-- Begin --

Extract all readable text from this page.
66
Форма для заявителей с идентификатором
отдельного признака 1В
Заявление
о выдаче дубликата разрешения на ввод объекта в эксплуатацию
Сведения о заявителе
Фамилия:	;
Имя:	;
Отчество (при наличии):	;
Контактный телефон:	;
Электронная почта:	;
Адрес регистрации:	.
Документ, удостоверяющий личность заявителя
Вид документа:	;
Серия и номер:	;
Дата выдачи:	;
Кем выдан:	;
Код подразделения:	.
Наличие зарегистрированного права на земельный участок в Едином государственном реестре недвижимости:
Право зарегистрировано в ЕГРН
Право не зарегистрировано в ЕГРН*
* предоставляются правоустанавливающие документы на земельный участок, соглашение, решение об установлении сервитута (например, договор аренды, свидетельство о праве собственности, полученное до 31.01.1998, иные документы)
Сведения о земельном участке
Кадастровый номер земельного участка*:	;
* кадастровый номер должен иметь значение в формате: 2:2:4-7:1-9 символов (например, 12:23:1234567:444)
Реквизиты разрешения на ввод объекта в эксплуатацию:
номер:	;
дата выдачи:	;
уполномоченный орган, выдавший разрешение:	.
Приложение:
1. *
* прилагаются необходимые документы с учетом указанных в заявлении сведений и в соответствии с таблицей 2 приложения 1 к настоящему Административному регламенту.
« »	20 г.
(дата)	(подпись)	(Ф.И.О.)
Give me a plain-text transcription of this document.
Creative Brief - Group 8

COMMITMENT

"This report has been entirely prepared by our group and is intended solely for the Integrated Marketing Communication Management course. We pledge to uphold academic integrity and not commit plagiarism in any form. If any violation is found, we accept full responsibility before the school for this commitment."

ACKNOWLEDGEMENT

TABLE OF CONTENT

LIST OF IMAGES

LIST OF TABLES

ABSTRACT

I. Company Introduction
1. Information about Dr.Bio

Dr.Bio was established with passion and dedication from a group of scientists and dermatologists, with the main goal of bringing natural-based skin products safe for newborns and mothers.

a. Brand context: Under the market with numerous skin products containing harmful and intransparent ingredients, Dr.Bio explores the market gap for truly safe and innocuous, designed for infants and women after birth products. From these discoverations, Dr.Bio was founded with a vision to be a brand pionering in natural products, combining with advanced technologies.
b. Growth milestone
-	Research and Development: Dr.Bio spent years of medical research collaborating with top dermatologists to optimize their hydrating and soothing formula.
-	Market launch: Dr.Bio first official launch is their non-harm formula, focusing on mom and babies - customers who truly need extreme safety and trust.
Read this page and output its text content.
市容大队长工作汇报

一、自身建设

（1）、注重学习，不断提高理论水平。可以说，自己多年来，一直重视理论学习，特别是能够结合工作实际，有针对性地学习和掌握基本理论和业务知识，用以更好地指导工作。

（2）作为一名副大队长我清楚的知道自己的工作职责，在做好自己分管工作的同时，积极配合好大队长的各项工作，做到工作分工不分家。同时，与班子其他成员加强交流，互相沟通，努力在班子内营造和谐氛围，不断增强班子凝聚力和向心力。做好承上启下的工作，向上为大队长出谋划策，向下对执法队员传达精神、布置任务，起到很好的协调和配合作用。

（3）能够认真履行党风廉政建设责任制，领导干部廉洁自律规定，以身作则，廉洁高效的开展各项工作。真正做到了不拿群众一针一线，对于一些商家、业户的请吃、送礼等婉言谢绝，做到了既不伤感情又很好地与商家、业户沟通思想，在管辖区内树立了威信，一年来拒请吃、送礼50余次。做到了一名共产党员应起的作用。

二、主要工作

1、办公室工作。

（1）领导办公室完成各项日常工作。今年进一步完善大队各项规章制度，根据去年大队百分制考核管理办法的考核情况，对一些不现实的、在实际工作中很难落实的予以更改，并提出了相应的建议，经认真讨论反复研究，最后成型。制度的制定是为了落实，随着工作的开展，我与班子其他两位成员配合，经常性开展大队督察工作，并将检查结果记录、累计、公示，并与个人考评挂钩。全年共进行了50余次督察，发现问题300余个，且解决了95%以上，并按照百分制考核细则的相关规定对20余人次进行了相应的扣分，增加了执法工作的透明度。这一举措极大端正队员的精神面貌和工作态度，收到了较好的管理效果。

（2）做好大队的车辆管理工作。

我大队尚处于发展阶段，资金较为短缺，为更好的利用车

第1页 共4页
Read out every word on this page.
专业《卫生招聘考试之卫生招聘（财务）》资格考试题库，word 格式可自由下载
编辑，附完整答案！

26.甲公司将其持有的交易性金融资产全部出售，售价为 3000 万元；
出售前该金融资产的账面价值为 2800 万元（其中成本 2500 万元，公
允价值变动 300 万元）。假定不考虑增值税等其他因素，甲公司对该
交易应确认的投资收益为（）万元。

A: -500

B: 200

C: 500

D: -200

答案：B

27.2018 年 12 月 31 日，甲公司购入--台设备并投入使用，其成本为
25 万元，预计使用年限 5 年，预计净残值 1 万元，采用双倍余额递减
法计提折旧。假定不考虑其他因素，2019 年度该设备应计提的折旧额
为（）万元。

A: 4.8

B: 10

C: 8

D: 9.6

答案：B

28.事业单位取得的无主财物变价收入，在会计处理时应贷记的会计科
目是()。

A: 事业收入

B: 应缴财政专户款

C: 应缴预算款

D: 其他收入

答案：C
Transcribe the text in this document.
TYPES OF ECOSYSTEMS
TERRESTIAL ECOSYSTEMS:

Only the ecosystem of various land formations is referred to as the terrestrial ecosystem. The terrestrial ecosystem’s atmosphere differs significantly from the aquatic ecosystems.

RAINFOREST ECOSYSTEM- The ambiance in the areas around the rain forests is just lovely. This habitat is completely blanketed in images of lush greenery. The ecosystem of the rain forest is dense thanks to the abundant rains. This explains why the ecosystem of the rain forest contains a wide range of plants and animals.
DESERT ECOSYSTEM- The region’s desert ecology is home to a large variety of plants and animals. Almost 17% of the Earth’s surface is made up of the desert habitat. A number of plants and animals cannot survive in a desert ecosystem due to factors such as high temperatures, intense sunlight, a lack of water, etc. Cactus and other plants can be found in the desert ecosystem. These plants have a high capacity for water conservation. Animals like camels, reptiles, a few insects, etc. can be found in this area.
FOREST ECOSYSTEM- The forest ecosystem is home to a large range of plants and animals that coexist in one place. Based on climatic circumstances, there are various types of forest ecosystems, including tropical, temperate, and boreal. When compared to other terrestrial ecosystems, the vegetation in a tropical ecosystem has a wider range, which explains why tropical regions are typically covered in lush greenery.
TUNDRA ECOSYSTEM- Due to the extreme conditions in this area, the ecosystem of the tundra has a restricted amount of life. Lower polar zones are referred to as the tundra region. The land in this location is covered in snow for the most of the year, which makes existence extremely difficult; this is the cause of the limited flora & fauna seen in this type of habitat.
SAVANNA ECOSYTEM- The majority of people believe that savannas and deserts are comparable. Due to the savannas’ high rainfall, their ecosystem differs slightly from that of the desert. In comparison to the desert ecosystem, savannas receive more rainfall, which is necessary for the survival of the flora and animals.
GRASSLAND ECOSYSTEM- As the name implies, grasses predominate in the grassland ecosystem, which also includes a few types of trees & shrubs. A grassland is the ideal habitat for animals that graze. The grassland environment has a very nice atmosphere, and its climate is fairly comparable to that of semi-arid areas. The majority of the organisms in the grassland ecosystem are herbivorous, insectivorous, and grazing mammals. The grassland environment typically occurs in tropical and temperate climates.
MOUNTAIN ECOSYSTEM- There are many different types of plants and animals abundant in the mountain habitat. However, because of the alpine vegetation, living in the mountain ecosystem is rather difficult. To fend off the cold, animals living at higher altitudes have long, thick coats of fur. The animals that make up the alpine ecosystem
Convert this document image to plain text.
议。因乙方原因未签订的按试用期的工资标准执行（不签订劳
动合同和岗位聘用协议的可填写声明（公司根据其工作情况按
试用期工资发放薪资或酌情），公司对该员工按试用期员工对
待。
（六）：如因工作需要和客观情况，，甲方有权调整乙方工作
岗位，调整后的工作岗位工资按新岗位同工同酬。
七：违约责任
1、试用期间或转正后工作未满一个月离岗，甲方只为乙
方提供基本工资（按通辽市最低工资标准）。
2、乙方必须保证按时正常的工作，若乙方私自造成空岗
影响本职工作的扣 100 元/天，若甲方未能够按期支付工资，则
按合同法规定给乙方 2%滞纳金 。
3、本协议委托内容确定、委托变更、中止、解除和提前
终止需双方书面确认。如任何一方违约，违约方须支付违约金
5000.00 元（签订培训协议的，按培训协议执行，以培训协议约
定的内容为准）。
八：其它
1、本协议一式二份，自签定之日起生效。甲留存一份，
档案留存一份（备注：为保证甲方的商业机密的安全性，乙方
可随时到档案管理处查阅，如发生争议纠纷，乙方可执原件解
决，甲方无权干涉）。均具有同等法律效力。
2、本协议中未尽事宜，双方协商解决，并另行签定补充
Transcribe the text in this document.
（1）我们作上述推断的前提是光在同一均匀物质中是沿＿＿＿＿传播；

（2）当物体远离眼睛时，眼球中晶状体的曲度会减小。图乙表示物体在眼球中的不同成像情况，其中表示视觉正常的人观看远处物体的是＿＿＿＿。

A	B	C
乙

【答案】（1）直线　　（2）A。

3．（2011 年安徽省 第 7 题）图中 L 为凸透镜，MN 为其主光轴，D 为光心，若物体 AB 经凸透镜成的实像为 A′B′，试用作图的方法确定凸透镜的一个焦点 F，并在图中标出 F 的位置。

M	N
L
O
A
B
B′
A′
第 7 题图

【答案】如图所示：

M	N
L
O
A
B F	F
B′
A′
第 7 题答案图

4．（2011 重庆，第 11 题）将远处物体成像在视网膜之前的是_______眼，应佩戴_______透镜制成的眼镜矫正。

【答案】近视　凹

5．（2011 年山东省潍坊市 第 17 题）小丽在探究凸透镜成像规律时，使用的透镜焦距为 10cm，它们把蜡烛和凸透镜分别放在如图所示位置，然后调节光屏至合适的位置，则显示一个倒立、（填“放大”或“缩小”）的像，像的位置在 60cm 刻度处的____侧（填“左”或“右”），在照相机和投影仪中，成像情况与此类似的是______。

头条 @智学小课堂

-- End --

== TASK BRIEF ==
Every line from the one containing "Convert this document image to plain text." through the last line of the entries must be written out verbatim, and no other line.

== EXERCISE RESPONSE ==
Convert this document image to plain text.
议。因乙方原因未签订的按试用期的工资标准执行（不签订劳
动合同和岗位聘用协议的可填写声明（公司根据其工作情况按
试用期工资发放薪资或酌情），公司对该员工按试用期员工对
待。
（六）：如因工作需要和客观情况，，甲方有权调整乙方工作
岗位，调整后的工作岗位工资按新岗位同工同酬。
七：违约责任
1、试用期间或转正后工作未满一个月离岗，甲方只为乙
方提供基本工资（按通辽市最低工资标准）。
2、乙方必须保证按时正常的工作，若乙方私自造成空岗
影响本职工作的扣 100 元/天，若甲方未能够按期支付工资，则
按合同法规定给乙方 2%滞纳金 。
3、本协议委托内容确定、委托变更、中止、解除和提前
终止需双方书面确认。如任何一方违约，违约方须支付违约金
5000.00 元（签订培训协议的，按培训协议执行，以培训协议约
定的内容为准）。
八：其它
1、本协议一式二份，自签定之日起生效。甲留存一份，
档案留存一份（备注：为保证甲方的商业机密的安全性，乙方
可随时到档案管理处查阅，如发生争议纠纷，乙方可执原件解
决，甲方无权干涉）。均具有同等法律效力。
2、本协议中未尽事宜，双方协商解决，并另行签定补充
Transcribe the text in this document.
（1）我们作上述推断的前提是光在同一均匀物质中是沿＿＿＿＿传播；

（2）当物体远离眼睛时，眼球中晶状体的曲度会减小。图乙表示物体在眼球中的不同成像情况，其中表示视觉正常的人观看远处物体的是＿＿＿＿。

A	B	C
乙

【答案】（1）直线　　（2）A。

3．（2011 年安徽省 第 7 题）图中 L 为凸透镜，MN 为其主光轴，D 为光心，若物体 AB 经凸透镜成的实像为 A′B′，试用作图的方法确定凸透镜的一个焦点 F，并在图中标出 F 的位置。

M	N
L
O
A
B
B′
A′
第 7 题图

【答案】如图所示：

M	N
L
O
A
B F	F
B′
A′
第 7 题答案图

4．（2011 重庆，第 11 题）将远处物体成像在视网膜之前的是_______眼，应佩戴_______透镜制成的眼镜矫正。

【答案】近视　凹

5．（2011 年山东省潍坊市 第 17 题）小丽在探究凸透镜成像规律时，使用的透镜焦距为 10cm，它们把蜡烛和凸透镜分别放在如图所示位置，然后调节光屏至合适的位置，则显示一个倒立、（填“放大”或“缩小”）的像，像的位置在 60cm 刻度处的____侧（填“左”或“右”），在照相机和投影仪中，成像情况与此类似的是______。

头条 @智学小课堂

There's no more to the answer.